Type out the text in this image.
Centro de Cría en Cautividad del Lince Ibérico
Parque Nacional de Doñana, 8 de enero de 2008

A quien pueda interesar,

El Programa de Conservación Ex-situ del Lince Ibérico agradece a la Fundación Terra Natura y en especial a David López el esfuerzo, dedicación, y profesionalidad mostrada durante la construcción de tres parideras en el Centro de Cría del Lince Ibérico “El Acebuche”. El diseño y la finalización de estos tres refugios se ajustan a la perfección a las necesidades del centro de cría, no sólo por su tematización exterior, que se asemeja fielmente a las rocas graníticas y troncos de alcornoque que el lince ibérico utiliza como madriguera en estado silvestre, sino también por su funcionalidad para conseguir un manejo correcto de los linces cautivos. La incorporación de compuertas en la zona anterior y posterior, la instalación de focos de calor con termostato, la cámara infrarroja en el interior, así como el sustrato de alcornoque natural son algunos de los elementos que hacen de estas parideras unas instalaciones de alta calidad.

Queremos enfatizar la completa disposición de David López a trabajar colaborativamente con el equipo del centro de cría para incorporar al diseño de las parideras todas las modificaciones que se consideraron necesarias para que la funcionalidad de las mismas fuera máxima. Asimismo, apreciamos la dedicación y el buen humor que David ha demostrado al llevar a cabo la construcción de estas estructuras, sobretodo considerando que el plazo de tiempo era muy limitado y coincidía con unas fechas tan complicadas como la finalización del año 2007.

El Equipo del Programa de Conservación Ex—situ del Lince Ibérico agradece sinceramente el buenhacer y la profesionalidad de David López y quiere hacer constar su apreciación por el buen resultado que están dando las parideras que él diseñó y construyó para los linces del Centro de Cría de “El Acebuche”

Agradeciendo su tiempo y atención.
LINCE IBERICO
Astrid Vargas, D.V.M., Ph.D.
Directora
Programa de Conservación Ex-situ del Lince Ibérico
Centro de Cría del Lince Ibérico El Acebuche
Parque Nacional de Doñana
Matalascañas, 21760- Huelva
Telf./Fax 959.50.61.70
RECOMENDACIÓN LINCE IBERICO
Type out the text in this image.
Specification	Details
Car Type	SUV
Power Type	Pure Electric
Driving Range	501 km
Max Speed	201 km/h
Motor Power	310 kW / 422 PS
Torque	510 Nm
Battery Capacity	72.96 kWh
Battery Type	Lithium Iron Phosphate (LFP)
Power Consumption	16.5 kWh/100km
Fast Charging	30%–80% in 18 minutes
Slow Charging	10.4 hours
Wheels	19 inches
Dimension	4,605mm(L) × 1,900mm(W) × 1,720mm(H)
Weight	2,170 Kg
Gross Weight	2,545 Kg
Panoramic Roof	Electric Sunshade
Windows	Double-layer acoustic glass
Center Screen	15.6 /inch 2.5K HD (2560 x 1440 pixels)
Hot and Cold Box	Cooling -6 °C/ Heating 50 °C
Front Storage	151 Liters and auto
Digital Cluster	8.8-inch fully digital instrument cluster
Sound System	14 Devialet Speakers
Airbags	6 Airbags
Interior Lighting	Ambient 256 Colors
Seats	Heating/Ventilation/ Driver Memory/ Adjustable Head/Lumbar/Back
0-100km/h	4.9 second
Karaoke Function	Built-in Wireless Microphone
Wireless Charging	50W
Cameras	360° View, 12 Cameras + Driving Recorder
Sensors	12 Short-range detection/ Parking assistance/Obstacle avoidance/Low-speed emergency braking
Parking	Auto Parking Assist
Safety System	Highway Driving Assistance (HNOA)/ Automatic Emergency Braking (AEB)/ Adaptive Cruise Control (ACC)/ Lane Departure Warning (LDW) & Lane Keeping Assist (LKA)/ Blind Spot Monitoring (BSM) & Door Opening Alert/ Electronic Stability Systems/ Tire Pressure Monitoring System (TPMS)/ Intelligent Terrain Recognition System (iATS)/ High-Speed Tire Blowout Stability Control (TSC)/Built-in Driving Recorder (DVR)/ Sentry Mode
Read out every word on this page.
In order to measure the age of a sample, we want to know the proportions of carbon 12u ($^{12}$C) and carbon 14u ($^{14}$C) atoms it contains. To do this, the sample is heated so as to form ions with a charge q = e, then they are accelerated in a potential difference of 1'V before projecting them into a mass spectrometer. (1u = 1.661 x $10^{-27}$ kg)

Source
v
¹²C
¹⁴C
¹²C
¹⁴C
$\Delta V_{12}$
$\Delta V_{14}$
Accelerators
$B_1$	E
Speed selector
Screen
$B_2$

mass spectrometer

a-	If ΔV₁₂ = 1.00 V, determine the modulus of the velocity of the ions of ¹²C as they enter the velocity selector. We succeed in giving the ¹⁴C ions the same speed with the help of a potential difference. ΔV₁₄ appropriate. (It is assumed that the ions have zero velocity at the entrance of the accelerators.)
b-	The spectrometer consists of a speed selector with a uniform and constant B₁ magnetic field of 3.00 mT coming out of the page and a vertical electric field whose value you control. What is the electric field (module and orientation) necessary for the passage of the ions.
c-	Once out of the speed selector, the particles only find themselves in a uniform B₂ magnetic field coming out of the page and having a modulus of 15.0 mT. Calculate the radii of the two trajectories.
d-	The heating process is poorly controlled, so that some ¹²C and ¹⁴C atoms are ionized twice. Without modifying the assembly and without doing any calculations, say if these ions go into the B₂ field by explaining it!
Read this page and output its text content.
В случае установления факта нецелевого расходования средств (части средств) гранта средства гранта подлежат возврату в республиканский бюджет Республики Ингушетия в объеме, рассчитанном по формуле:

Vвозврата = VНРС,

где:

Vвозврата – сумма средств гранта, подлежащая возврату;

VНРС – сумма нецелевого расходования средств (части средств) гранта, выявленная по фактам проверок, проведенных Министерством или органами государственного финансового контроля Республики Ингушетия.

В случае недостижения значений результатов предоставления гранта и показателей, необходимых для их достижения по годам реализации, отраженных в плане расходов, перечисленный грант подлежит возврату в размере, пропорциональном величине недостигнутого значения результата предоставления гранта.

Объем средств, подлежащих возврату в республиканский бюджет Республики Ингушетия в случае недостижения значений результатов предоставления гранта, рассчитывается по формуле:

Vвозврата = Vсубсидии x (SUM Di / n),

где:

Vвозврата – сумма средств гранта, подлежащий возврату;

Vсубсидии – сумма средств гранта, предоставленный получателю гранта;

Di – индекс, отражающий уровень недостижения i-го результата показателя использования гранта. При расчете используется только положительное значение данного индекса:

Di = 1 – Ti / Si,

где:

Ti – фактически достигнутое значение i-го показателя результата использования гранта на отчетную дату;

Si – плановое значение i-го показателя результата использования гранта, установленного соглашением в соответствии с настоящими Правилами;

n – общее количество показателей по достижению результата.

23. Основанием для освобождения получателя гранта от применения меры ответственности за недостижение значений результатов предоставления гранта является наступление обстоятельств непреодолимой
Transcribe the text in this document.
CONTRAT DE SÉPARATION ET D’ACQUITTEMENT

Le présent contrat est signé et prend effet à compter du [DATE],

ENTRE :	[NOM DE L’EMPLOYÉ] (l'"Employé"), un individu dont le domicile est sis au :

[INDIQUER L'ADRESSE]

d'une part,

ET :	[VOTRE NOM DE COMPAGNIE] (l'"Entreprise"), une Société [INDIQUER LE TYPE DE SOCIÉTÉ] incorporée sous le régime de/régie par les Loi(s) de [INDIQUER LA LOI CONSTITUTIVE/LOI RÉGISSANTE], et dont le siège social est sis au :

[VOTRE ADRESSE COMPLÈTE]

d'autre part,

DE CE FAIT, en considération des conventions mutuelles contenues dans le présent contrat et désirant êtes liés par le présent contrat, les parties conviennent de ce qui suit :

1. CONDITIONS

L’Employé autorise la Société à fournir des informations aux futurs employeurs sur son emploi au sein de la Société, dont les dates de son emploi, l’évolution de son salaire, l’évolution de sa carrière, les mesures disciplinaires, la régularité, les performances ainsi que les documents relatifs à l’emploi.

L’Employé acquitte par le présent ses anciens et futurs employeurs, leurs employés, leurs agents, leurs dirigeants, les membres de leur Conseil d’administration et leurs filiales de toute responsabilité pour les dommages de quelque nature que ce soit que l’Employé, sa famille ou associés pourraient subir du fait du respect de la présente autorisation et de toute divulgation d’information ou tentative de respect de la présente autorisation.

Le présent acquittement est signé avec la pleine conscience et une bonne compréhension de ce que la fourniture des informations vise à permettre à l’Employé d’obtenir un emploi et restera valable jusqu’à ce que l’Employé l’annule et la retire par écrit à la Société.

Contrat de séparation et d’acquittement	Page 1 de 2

GIVEN EXERCISE:
In the records above, locate each line with the word "Power". Copy all such lines.

WRITTEN SOLUTION:
Power Type	Pure Electric
Motor Power	310 kW / 422 PS
Power Consumption	16.5 kWh/100km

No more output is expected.